Patris said opening a second lake might not be a good idea, because “you are just opening another lake to the same problems as the first one.”
The call for opening of another lake was raised after the jellyfish in the famous lake completely disappeared at the end of El Nino event in 2016.
However Patris said since 2018 the lake water has been cooling down and the jellyfish numbers are increasing.
“It will take some time for jellyfish numbers to return to “normal numbers’ of five to eight million as long as the waters continue to stay cool, “ Patris said.
Following the El Nino that impact the Jellyfish population in 1998, the jellyfish population in 2000 rose to around 20 million.
Although a ‘Bul” or the traditional ban was imposed after the disappearance of the jellyfish, it was never officially closed by Koror State, the resource owner of the lake. Tour operators however heeded the call and stopped taking visitors to the lake because there was nothing for the tourists to see.
However Koror State sees visitors returning following the increase in jellyfish numbers.
“The jellyfish are returning, tourists are visiting again,” Dora Benhart, the outreach officer of Koror State’s conservation department said.

____

### Work to do:
- A) According to the jellyfish lake article, who owns the lake as a resource?
- B) For each statement, say whether it agrees with the jellyfish lake article. Back each yes or no with the deciding words from the article, quoted word for word.
(i) The lake water has been getting cooler since 2018.
(ii) Koror State officially closed the lake after the jellyfish disappeared.
(iii) In 2000 the jellyfish population rose to around 20 million.
- C) Return the jellyfish lake article's wording from "The call for" to "around 20 million.", copied word for word.
The listing that follows comes from a separate source and isn't part of the jellyfish lake article.

### Recorded information:
____

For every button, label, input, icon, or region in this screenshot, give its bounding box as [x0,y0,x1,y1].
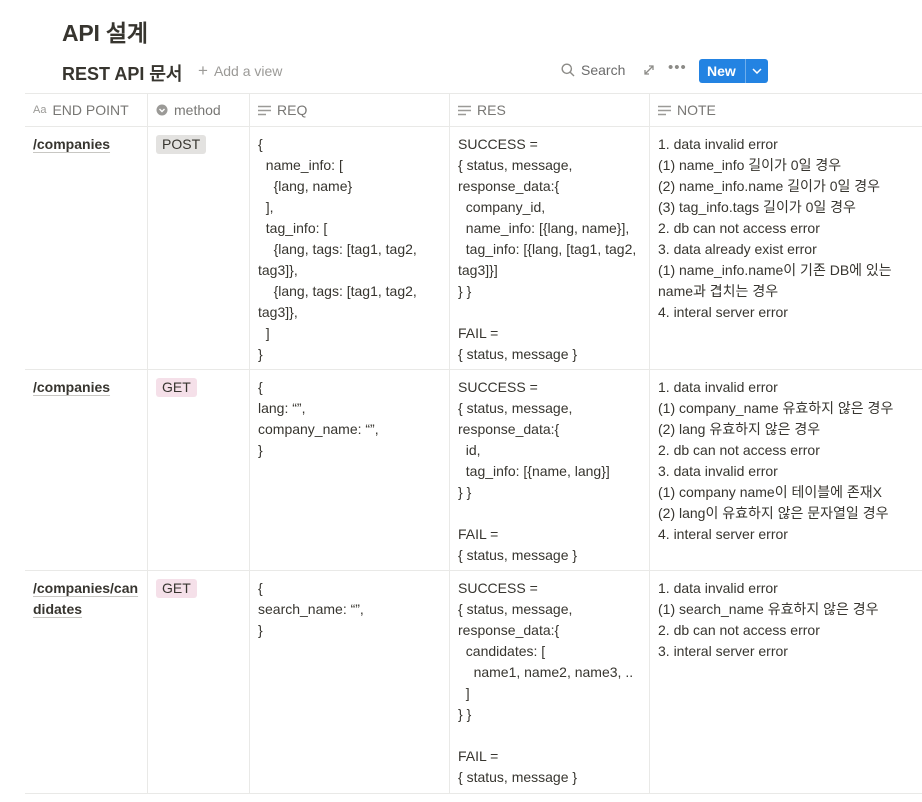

____

### Results of the tasks:
- A) Koror State

- B)
(i) Yes: "since 2018 the lake water has been cooling down"
(ii) No: "it was never officially closed by Koror State"
(iii) Yes: "the jellyfish population in 2000 rose to around 20 million"

- C)
The call for opening of another lake was raised after the jellyfish in the famous lake completely disappeared at the end of El Nino event in 2016.
However Patris said since 2018 the lake water has been cooling down and the jellyfish numbers are increasing.
“It will take some time for jellyfish numbers to return to “normal numbers’ of five to eight million as long as the waters continue to stay cool, “ Patris said.
Following the El Nino that impact the Jellyfish population in 1998, the jellyfish population in 2000 rose to around 20 million.